- OBJECTIVE -
Repeat everything in the material exactly.

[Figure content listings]
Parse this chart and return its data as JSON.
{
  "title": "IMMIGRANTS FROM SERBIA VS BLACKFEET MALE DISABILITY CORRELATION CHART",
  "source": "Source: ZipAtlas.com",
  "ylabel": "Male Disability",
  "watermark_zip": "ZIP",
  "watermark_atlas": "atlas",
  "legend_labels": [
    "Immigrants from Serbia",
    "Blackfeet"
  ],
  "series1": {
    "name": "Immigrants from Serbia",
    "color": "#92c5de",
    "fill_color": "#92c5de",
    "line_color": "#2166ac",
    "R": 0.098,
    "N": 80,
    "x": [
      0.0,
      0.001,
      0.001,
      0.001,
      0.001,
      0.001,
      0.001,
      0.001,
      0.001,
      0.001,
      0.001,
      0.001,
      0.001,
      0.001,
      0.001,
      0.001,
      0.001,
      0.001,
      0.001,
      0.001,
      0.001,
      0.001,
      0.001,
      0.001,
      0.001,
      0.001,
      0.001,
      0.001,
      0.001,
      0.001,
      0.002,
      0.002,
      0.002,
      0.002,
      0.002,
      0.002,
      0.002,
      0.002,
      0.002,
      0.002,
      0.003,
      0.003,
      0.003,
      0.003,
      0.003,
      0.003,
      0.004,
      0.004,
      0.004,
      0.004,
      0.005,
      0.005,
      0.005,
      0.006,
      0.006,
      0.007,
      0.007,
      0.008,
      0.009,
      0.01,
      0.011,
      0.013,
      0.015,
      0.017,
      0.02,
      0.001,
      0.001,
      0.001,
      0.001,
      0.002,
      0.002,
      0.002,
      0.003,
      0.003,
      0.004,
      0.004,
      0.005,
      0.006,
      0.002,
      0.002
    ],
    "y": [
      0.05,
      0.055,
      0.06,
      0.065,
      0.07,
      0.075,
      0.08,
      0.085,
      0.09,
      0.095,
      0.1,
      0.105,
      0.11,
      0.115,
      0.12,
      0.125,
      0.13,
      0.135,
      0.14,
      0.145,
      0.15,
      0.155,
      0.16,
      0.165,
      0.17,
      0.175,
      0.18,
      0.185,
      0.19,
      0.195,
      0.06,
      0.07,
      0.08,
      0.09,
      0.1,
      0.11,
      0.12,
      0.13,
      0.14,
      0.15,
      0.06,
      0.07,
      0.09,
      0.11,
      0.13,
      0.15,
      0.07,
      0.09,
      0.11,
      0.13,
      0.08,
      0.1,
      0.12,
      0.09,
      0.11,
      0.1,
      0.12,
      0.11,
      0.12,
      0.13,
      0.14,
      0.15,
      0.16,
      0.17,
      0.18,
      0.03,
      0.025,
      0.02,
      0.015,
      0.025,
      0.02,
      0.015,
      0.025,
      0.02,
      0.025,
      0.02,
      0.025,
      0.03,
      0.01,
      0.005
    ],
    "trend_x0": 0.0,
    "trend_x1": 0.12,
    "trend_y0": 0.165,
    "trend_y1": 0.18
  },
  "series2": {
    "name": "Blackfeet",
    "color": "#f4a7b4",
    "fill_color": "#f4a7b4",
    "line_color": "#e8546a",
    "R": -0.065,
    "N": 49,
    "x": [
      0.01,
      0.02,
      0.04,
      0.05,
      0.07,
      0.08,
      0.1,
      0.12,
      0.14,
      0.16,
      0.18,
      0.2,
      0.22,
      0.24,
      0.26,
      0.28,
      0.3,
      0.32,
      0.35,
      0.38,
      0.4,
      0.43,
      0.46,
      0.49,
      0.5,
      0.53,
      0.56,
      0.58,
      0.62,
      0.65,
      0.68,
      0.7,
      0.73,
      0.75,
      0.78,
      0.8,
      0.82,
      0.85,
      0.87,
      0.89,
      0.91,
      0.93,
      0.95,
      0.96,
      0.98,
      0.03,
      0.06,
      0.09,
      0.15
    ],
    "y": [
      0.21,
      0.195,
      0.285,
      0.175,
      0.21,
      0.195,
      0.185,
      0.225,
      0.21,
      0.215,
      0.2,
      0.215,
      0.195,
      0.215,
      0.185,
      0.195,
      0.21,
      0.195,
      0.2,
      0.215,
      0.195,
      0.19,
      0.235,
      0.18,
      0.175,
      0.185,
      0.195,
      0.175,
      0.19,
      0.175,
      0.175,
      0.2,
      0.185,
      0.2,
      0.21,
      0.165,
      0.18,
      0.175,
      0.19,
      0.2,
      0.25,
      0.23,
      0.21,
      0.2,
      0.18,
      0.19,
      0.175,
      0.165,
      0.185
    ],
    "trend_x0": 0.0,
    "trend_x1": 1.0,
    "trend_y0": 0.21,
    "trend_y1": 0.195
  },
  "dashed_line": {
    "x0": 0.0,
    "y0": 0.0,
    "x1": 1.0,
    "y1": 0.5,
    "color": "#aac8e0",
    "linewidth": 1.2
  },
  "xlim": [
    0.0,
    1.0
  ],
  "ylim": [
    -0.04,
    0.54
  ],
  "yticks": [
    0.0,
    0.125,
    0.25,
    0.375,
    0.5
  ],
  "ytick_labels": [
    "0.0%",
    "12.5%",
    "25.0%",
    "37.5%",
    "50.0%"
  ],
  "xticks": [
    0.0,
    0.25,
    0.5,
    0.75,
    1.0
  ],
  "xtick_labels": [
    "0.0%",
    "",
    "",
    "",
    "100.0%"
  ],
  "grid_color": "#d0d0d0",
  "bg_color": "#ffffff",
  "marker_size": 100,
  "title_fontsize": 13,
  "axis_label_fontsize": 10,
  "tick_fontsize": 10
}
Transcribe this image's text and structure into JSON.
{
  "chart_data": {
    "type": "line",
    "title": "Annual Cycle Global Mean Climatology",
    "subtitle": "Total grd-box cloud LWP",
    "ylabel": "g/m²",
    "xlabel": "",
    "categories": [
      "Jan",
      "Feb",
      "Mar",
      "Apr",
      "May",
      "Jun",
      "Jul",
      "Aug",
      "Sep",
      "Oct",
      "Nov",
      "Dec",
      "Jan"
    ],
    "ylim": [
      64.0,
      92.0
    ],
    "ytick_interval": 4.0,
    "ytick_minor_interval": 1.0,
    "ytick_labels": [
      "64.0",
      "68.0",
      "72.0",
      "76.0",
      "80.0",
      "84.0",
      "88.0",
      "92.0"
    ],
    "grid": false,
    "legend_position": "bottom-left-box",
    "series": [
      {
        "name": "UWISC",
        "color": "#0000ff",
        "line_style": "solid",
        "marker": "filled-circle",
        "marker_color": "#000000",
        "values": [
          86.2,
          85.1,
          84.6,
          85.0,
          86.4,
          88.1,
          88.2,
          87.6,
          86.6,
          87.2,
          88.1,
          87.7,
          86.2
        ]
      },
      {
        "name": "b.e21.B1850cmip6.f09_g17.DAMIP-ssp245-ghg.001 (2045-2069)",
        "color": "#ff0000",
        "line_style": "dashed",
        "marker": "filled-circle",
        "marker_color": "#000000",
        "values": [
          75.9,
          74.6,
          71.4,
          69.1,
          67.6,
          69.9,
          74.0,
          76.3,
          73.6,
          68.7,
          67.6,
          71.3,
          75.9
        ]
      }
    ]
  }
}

- OUTPUT OF THE TASK -
Parse this chart and return its data as JSON.
{
  "title": "IMMIGRANTS FROM SERBIA VS BLACKFEET MALE DISABILITY CORRELATION CHART",
  "source": "Source: ZipAtlas.com",
  "ylabel": "Male Disability",
  "watermark_zip": "ZIP",
  "watermark_atlas": "atlas",
  "legend_labels": [
    "Immigrants from Serbia",
    "Blackfeet"
  ],
  "series1": {
    "name": "Immigrants from Serbia",
    "color": "#92c5de",
    "fill_color": "#92c5de",
    "line_color": "#2166ac",
    "R": 0.098,
    "N": 80,
    "x": [
      0.0,
      0.001,
      0.001,
      0.001,
      0.001,
      0.001,
      0.001,
      0.001,
      0.001,
      0.001,
      0.001,
      0.001,
      0.001,
      0.001,
      0.001,
      0.001,
      0.001,
      0.001,
      0.001,
      0.001,
      0.001,
      0.001,
      0.001,
      0.001,
      0.001,
      0.001,
      0.001,
      0.001,
      0.001,
      0.001,
      0.002,
      0.002,
      0.002,
      0.002,
      0.002,
      0.002,
      0.002,
      0.002,
      0.002,
      0.002,
      0.003,
      0.003,
      0.003,
      0.003,
      0.003,
      0.003,
      0.004,
      0.004,
      0.004,
      0.004,
      0.005,
      0.005,
      0.005,
      0.006,
      0.006,
      0.007,
      0.007,
      0.008,
      0.009,
      0.01,
      0.011,
      0.013,
      0.015,
      0.017,
      0.02,
      0.001,
      0.001,
      0.001,
      0.001,
      0.002,
      0.002,
      0.002,
      0.003,
      0.003,
      0.004,
      0.004,
      0.005,
      0.006,
      0.002,
      0.002
    ],
    "y": [
      0.05,
      0.055,
      0.06,
      0.065,
      0.07,
      0.075,
      0.08,
      0.085,
      0.09,
      0.095,
      0.1,
      0.105,
      0.11,
      0.115,
      0.12,
      0.125,
      0.13,
      0.135,
      0.14,
      0.145,
      0.15,
      0.155,
      0.16,
      0.165,
      0.17,
      0.175,
      0.18,
      0.185,
      0.19,
      0.195,
      0.06,
      0.07,
      0.08,
      0.09,
      0.1,
      0.11,
      0.12,
      0.13,
      0.14,
      0.15,
      0.06,
      0.07,
      0.09,
      0.11,
      0.13,
      0.15,
      0.07,
      0.09,
      0.11,
      0.13,
      0.08,
      0.1,
      0.12,
      0.09,
      0.11,
      0.1,
      0.12,
      0.11,
      0.12,
      0.13,
      0.14,
      0.15,
      0.16,
      0.17,
      0.18,
      0.03,
      0.025,
      0.02,
      0.015,
      0.025,
      0.02,
      0.015,
      0.025,
      0.02,
      0.025,
      0.02,
      0.025,
      0.03,
      0.01,
      0.005
    ],
    "trend_x0": 0.0,
    "trend_x1": 0.12,
    "trend_y0": 0.165,
    "trend_y1": 0.18
  },
  "series2": {
    "name": "Blackfeet",
    "color": "#f4a7b4",
    "fill_color": "#f4a7b4",
    "line_color": "#e8546a",
    "R": -0.065,
    "N": 49,
    "x": [
      0.01,
      0.02,
      0.04,
      0.05,
      0.07,
      0.08,
      0.1,
      0.12,
      0.14,
      0.16,
      0.18,
      0.2,
      0.22,
      0.24,
      0.26,
      0.28,
      0.3,
      0.32,
      0.35,
      0.38,
      0.4,
      0.43,
      0.46,
      0.49,
      0.5,
      0.53,
      0.56,
      0.58,
      0.62,
      0.65,
      0.68,
      0.7,
      0.73,
      0.75,
      0.78,
      0.8,
      0.82,
      0.85,
      0.87,
      0.89,
      0.91,
      0.93,
      0.95,
      0.96,
      0.98,
      0.03,
      0.06,
      0.09,
      0.15
    ],
    "y": [
      0.21,
      0.195,
      0.285,
      0.175,
      0.21,
      0.195,
      0.185,
      0.225,
      0.21,
      0.215,
      0.2,
      0.215,
      0.195,
      0.215,
      0.185,
      0.195,
      0.21,
      0.195,
      0.2,
      0.215,
      0.195,
      0.19,
      0.235,
      0.18,
      0.175,
      0.185,
      0.195,
      0.175,
      0.19,
      0.175,
      0.175,
      0.2,
      0.185,
      0.2,
      0.21,
      0.165,
      0.18,
      0.175,
      0.19,
      0.2,
      0.25,
      0.23,
      0.21,
      0.2,
      0.18,
      0.19,
      0.175,
      0.165,
      0.185
    ],
    "trend_x0": 0.0,
    "trend_x1": 1.0,
    "trend_y0": 0.21,
    "trend_y1": 0.195
  },
  "dashed_line": {
    "x0": 0.0,
    "y0": 0.0,
    "x1": 1.0,
    "y1": 0.5,
    "color": "#aac8e0",
    "linewidth": 1.2
  },
  "xlim": [
    0.0,
    1.0
  ],
  "ylim": [
    -0.04,
    0.54
  ],
  "yticks": [
    0.0,
    0.125,
    0.25,
    0.375,
    0.5
  ],
  "ytick_labels": [
    "0.0%",
    "12.5%",
    "25.0%",
    "37.5%",
    "50.0%"
  ],
  "xticks": [
    0.0,
    0.25,
    0.5,
    0.75,
    1.0
  ],
  "xtick_labels": [
    "0.0%",
    "",
    "",
    "",
    "100.0%"
  ],
  "grid_color": "#d0d0d0",
  "bg_color": "#ffffff",
  "marker_size": 100,
  "title_fontsize": 13,
  "axis_label_fontsize": 10,
  "tick_fontsize": 10
}
Transcribe this image's text and structure into JSON.
{
  "chart_data": {
    "type": "line",
    "title": "Annual Cycle Global Mean Climatology",
    "subtitle": "Total grd-box cloud LWP",
    "ylabel": "g/m²",
    "xlabel": "",
    "categories": [
      "Jan",
      "Feb",
      "Mar",
      "Apr",
      "May",
      "Jun",
      "Jul",
      "Aug",
      "Sep",
      "Oct",
      "Nov",
      "Dec",
      "Jan"
    ],
    "ylim": [
      64.0,
      92.0
    ],
    "ytick_interval": 4.0,
    "ytick_minor_interval": 1.0,
    "ytick_labels": [
      "64.0",
      "68.0",
      "72.0",
      "76.0",
      "80.0",
      "84.0",
      "88.0",
      "92.0"
    ],
    "grid": false,
    "legend_position": "bottom-left-box",
    "series": [
      {
        "name": "UWISC",
        "color": "#0000ff",
        "line_style": "solid",
        "marker": "filled-circle",
        "marker_color": "#000000",
        "values": [
          86.2,
          85.1,
          84.6,
          85.0,
          86.4,
          88.1,
          88.2,
          87.6,
          86.6,
          87.2,
          88.1,
          87.7,
          86.2
        ]
      },
      {
        "name": "b.e21.B1850cmip6.f09_g17.DAMIP-ssp245-ghg.001 (2045-2069)",
        "color": "#ff0000",
        "line_style": "dashed",
        "marker": "filled-circle",
        "marker_color": "#000000",
        "values": [
          75.9,
          74.6,
          71.4,
          69.1,
          67.6,
          69.9,
          74.0,
          76.3,
          73.6,
          68.7,
          67.6,
          71.3,
          75.9
        ]
      }
    ]
  }
}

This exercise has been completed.